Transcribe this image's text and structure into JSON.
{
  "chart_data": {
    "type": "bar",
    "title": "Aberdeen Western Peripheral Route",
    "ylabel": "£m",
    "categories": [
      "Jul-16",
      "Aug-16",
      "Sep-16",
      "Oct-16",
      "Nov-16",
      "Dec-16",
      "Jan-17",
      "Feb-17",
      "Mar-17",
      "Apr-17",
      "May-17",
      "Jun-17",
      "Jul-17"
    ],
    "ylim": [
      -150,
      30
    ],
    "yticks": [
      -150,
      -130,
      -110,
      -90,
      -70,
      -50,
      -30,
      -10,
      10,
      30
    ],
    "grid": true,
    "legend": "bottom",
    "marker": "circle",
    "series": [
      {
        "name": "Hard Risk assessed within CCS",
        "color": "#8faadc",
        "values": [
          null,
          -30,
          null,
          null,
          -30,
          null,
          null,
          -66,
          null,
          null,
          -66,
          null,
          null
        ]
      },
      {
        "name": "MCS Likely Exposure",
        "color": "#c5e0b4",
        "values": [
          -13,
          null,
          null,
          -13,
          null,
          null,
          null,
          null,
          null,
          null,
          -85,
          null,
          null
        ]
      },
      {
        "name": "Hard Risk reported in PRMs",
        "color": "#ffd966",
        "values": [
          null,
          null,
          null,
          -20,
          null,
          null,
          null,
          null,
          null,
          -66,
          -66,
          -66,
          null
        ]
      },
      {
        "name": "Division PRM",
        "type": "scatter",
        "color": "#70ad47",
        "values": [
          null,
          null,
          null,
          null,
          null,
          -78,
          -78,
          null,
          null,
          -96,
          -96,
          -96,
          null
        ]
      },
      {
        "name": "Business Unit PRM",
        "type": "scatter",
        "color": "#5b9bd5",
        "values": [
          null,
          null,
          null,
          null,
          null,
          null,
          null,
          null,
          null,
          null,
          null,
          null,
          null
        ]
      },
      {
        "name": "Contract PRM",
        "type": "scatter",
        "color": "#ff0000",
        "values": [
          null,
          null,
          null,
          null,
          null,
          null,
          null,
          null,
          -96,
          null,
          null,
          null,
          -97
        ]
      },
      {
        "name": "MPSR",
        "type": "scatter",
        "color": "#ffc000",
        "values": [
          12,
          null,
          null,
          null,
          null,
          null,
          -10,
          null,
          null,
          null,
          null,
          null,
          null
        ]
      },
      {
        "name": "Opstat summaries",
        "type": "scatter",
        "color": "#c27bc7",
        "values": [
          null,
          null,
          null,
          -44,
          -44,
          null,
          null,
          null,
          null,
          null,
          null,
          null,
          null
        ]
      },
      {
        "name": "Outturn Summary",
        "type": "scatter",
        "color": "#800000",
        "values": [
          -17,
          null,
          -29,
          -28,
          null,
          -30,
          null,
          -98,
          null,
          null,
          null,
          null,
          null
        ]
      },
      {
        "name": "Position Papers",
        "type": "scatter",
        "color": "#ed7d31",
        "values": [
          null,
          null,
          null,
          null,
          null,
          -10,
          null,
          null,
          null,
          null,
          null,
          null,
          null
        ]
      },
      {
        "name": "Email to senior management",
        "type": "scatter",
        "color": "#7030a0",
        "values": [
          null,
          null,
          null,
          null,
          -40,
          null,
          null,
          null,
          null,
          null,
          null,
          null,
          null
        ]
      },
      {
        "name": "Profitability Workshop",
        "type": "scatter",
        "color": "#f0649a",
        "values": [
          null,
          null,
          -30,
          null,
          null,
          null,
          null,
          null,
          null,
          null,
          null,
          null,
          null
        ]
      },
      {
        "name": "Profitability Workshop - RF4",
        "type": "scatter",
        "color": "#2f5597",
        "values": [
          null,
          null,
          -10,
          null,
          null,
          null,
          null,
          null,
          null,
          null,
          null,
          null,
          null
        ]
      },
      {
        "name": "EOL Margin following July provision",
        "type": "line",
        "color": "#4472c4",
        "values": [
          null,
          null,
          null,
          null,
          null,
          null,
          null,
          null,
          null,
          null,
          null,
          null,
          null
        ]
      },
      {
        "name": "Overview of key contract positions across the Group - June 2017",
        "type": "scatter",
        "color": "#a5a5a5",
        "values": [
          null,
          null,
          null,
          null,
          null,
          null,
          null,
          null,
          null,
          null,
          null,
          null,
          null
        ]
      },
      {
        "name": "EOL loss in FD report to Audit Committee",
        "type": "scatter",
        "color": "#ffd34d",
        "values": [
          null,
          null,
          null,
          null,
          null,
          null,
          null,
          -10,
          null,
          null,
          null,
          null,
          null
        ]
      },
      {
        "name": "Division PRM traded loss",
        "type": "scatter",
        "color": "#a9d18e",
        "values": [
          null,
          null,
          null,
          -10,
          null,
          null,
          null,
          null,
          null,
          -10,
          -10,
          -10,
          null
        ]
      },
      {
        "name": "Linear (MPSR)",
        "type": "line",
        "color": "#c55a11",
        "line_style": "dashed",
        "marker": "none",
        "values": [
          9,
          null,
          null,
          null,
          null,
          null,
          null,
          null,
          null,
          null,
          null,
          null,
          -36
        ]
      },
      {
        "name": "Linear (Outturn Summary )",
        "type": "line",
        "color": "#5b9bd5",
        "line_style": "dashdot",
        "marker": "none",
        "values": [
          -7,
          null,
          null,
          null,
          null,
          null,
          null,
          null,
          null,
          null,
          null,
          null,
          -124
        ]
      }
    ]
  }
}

» **SET TASK**:
From the listing above, copy all lines holding the word "Workshop".

» **FINAL ANSWER**:
        "name": "Profitability Workshop",
        "name": "Profitability Workshop - RF4",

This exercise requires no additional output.